INPUT FOR THIS TASK -

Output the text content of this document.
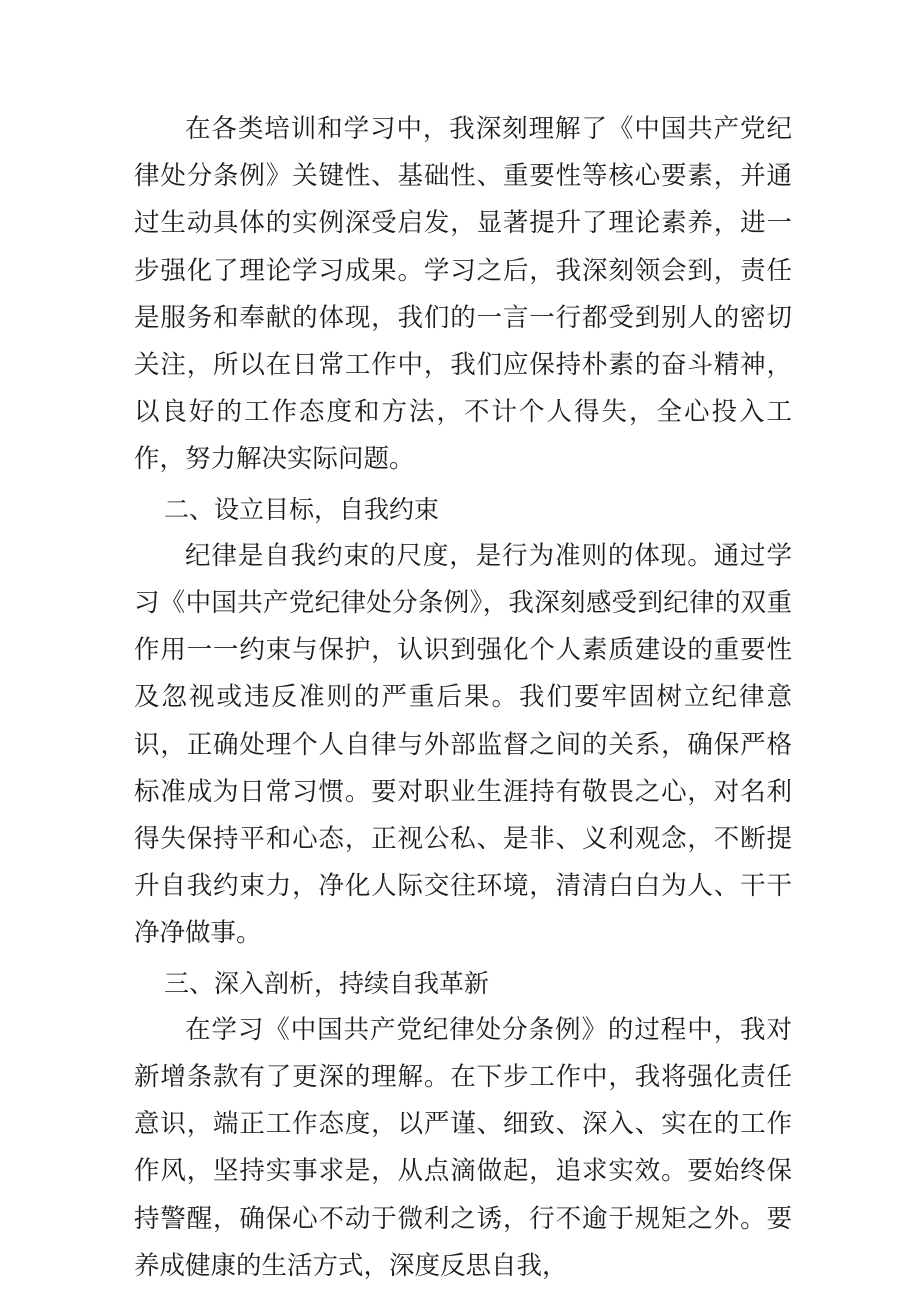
在各类培训和学习中，我深刻理解了《中国共产党纪律处分条例》关键性、基础性、重要性等核心要素，并通过生动具体的实例深受启发，显著提升了理论素养，进一步强化了理论学习成果。学习之后，我深刻领会到，责任是服务和奉献的体现，我们的一言一行都受到别人的密切关注，所以在日常工作中，我们应保持朴素的奋斗精神，以良好的工作态度和方法，不计个人得失，全心投入工作，努力解决实际问题。

二、设立目标，自我约束

纪律是自我约束的尺度，是行为准则的体现。通过学习《中国共产党纪律处分条例》，我深刻感受到纪律的双重作用一一约束与保护，认识到强化个人素质建设的重要性及忽视或违反准则的严重后果。我们要牢固树立纪律意识，正确处理个人自律与外部监督之间的关系，确保严格标准成为日常习惯。要对职业生涯持有敬畏之心，对名利得失保持平和心态，正视公私、是非、义利观念，不断提升自我约束力，净化人际交往环境，清清白白为人、干干净净做事。

三、深入剖析，持续自我革新

在学习《中国共产党纪律处分条例》的过程中，我对新增条款有了更深的理解。在下步工作中，我将强化责任意识，端正工作态度，以严谨、细致、深入、实在的工作作风，坚持实事求是，从点滴做起，追求实效。要始终保持警醒，确保心不动于微利之诱，行不逾于规矩之外。要养成健康的生活方式，深度反思自我，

STATED GOAL -
Take every line from the data that contains the word "中国共产党纪律处分条例".

THE SOLUTION -
在各类培训和学习中，我深刻理解了《中国共产党纪律处分条例》关键性、基础性、重要性等核心要素，并通过生动具体的实例深受启发，显著提升了理论素养，进一步强化了理论学习成果。学习之后，我深刻领会到，责任是服务和奉献的体现，我们的一言一行都受到别人的密切关注，所以在日常工作中，我们应保持朴素的奋斗精神，以良好的工作态度和方法，不计个人得失，全心投入工作，努力解决实际问题。
纪律是自我约束的尺度，是行为准则的体现。通过学习《中国共产党纪律处分条例》，我深刻感受到纪律的双重作用一一约束与保护，认识到强化个人素质建设的重要性及忽视或违反准则的严重后果。我们要牢固树立纪律意识，正确处理个人自律与外部监督之间的关系，确保严格标准成为日常习惯。要对职业生涯持有敬畏之心，对名利得失保持平和心态，正视公私、是非、义利观念，不断提升自我约束力，净化人际交往环境，清清白白为人、干干净净做事。
在学习《中国共产党纪律处分条例》的过程中，我对新增条款有了更深的理解。在下步工作中，我将强化责任意识，端正工作态度，以严谨、细致、深入、实在的工作作风，坚持实事求是，从点滴做起，追求实效。要始终保持警醒，确保心不动于微利之诱，行不逾于规矩之外。要养成健康的生活方式，深度反思自我，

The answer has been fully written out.